[Saved data entries]
___

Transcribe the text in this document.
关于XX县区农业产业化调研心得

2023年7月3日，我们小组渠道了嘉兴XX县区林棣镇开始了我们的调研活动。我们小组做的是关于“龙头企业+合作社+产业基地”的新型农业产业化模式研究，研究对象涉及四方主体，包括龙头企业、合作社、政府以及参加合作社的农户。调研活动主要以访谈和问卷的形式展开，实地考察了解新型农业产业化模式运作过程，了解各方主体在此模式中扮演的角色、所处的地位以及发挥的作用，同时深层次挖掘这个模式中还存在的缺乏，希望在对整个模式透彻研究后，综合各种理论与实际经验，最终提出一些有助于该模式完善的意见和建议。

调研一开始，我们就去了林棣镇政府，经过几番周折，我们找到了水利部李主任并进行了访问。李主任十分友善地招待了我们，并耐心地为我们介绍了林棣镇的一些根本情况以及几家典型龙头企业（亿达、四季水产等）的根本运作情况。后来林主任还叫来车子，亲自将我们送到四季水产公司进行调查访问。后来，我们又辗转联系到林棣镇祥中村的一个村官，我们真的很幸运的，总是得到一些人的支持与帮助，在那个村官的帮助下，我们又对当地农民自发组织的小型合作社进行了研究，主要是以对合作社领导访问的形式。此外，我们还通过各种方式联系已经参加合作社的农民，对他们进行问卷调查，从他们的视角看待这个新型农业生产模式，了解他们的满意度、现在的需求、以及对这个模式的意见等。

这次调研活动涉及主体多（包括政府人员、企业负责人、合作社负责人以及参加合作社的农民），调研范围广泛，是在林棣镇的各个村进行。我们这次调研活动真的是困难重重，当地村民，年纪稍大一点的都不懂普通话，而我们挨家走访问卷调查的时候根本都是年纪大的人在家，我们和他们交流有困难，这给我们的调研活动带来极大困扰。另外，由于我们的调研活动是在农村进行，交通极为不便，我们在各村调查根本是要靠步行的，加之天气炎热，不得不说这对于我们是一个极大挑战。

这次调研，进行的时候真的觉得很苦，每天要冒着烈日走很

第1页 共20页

___

Task objective: Can you reproduce all the material exactly?

The response:
Transcribe the text in this document.
关于XX县区农业产业化调研心得

2023年7月3日，我们小组渠道了嘉兴XX县区林棣镇开始了我们的调研活动。我们小组做的是关于“龙头企业+合作社+产业基地”的新型农业产业化模式研究，研究对象涉及四方主体，包括龙头企业、合作社、政府以及参加合作社的农户。调研活动主要以访谈和问卷的形式展开，实地考察了解新型农业产业化模式运作过程，了解各方主体在此模式中扮演的角色、所处的地位以及发挥的作用，同时深层次挖掘这个模式中还存在的缺乏，希望在对整个模式透彻研究后，综合各种理论与实际经验，最终提出一些有助于该模式完善的意见和建议。

调研一开始，我们就去了林棣镇政府，经过几番周折，我们找到了水利部李主任并进行了访问。李主任十分友善地招待了我们，并耐心地为我们介绍了林棣镇的一些根本情况以及几家典型龙头企业（亿达、四季水产等）的根本运作情况。后来林主任还叫来车子，亲自将我们送到四季水产公司进行调查访问。后来，我们又辗转联系到林棣镇祥中村的一个村官，我们真的很幸运的，总是得到一些人的支持与帮助，在那个村官的帮助下，我们又对当地农民自发组织的小型合作社进行了研究，主要是以对合作社领导访问的形式。此外，我们还通过各种方式联系已经参加合作社的农民，对他们进行问卷调查，从他们的视角看待这个新型农业生产模式，了解他们的满意度、现在的需求、以及对这个模式的意见等。

这次调研活动涉及主体多（包括政府人员、企业负责人、合作社负责人以及参加合作社的农民），调研范围广泛，是在林棣镇的各个村进行。我们这次调研活动真的是困难重重，当地村民，年纪稍大一点的都不懂普通话，而我们挨家走访问卷调查的时候根本都是年纪大的人在家，我们和他们交流有困难，这给我们的调研活动带来极大困扰。另外，由于我们的调研活动是在农村进行，交通极为不便，我们在各村调查根本是要靠步行的，加之天气炎热，不得不说这对于我们是一个极大挑战。

这次调研，进行的时候真的觉得很苦，每天要冒着烈日走很

第1页 共20页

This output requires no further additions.